Say how many lines hold the string "Size", and nothing more.

--- MATERIAL SHOWN ---

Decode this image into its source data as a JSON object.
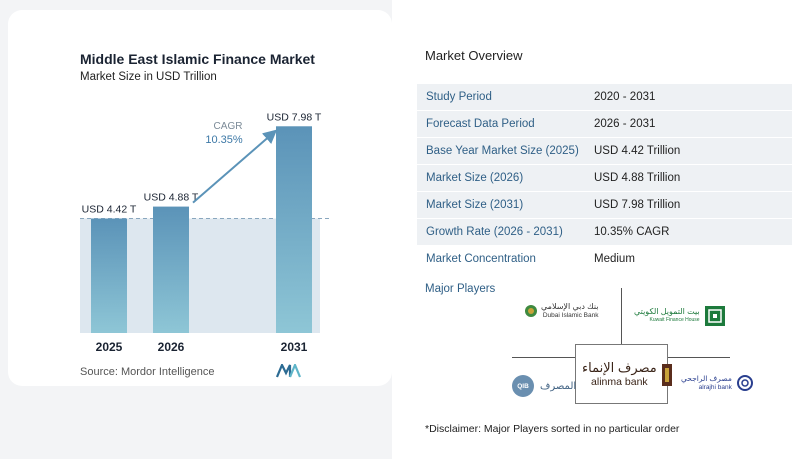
{
  "chart": {
    "title": "Middle East Islamic Finance Market",
    "subtitle": "Market Size in USD Trillion",
    "source": "Source:  Mordor Intelligence",
    "cagr_label": "CAGR",
    "cagr_value": "10.35%"
  },
  "chart_data": {
    "type": "bar",
    "title": "Middle East Islamic Finance Market",
    "subtitle": "Market Size in USD Trillion",
    "categories": [
      "2025",
      "2026",
      "2031"
    ],
    "values": [
      4.42,
      4.88,
      7.98
    ],
    "data_labels": [
      "USD 4.42 T",
      "USD 4.88 T",
      "USD 7.98 T"
    ],
    "ylabel": "",
    "xlabel": "",
    "ylim": [
      0,
      8.3
    ],
    "grid": false,
    "annotation": "CAGR 10.35%",
    "colors": {
      "bar": "#5b93b8",
      "bar_light": "#8ec6d6",
      "shade": "#dde7ef",
      "arrow": "#5b93b8",
      "reference_line": "#8aa7be"
    }
  },
  "overview": {
    "title": "Market Overview",
    "rows": [
      {
        "label": "Study Period",
        "value": "2020 - 2031"
      },
      {
        "label": "Forecast Data Period",
        "value": "2026 - 2031"
      },
      {
        "label": "Base Year Market Size (2025)",
        "value": "USD 4.42 Trillion"
      },
      {
        "label": "Market Size (2026)",
        "value": "USD 4.88 Trillion"
      },
      {
        "label": "Market Size (2031)",
        "value": "USD 7.98 Trillion"
      },
      {
        "label": "Growth Rate (2026 - 2031)",
        "value": "10.35% CAGR"
      },
      {
        "label": "Market Concentration",
        "value": "Medium"
      }
    ]
  },
  "players": {
    "title": "Major Players",
    "dib": {
      "arabic": "بنك دبي الإسلامي",
      "english": "Dubai Islamic Bank"
    },
    "kfh": {
      "arabic": "بيت التمويل الكويتي",
      "english": "Kuwait Finance House"
    },
    "qib": {
      "mark": "QIB",
      "arabic": "المصرف"
    },
    "alinma": {
      "arabic": "مصرف الإنماء",
      "english": "alinma bank"
    },
    "alrajhi": {
      "arabic": "مصرف الراجحي",
      "english": "alrajhi bank"
    }
  },
  "disclaimer": "*Disclaimer: Major Players sorted in no particular order"
}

---

- **WRITTEN SOLUTION**:
5